Given task:
Write out the complete material exactly as it stands.

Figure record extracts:
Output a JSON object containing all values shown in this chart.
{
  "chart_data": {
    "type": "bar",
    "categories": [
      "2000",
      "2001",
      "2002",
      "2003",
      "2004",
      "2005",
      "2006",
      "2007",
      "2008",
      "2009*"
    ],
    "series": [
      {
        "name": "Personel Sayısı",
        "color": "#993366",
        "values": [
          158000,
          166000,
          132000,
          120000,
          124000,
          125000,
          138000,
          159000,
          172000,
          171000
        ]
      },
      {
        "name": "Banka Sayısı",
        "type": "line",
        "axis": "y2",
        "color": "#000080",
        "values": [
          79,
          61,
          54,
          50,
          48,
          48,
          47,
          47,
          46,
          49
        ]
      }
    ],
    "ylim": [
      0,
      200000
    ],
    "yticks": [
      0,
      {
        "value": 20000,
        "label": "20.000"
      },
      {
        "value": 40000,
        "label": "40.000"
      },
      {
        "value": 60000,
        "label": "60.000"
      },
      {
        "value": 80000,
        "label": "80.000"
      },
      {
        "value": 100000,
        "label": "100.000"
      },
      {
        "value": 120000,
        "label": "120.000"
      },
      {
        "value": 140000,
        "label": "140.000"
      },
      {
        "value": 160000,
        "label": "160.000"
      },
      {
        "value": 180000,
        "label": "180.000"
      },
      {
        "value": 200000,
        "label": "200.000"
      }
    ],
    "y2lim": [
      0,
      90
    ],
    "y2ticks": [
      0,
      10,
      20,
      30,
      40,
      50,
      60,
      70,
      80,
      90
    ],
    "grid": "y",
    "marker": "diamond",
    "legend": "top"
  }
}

Exercise result:
Output a JSON object containing all values shown in this chart.
{
  "chart_data": {
    "type": "bar",
    "categories": [
      "2000",
      "2001",
      "2002",
      "2003",
      "2004",
      "2005",
      "2006",
      "2007",
      "2008",
      "2009*"
    ],
    "series": [
      {
        "name": "Personel Sayısı",
        "color": "#993366",
        "values": [
          158000,
          166000,
          132000,
          120000,
          124000,
          125000,
          138000,
          159000,
          172000,
          171000
        ]
      },
      {
        "name": "Banka Sayısı",
        "type": "line",
        "axis": "y2",
        "color": "#000080",
        "values": [
          79,
          61,
          54,
          50,
          48,
          48,
          47,
          47,
          46,
          49
        ]
      }
    ],
    "ylim": [
      0,
      200000
    ],
    "yticks": [
      0,
      {
        "value": 20000,
        "label": "20.000"
      },
      {
        "value": 40000,
        "label": "40.000"
      },
      {
        "value": 60000,
        "label": "60.000"
      },
      {
        "value": 80000,
        "label": "80.000"
      },
      {
        "value": 100000,
        "label": "100.000"
      },
      {
        "value": 120000,
        "label": "120.000"
      },
      {
        "value": 140000,
        "label": "140.000"
      },
      {
        "value": 160000,
        "label": "160.000"
      },
      {
        "value": 180000,
        "label": "180.000"
      },
      {
        "value": 200000,
        "label": "200.000"
      }
    ],
    "y2lim": [
      0,
      90
    ],
    "y2ticks": [
      0,
      10,
      20,
      30,
      40,
      50,
      60,
      70,
      80,
      90
    ],
    "grid": "y",
    "marker": "diamond",
    "legend": "top"
  }
}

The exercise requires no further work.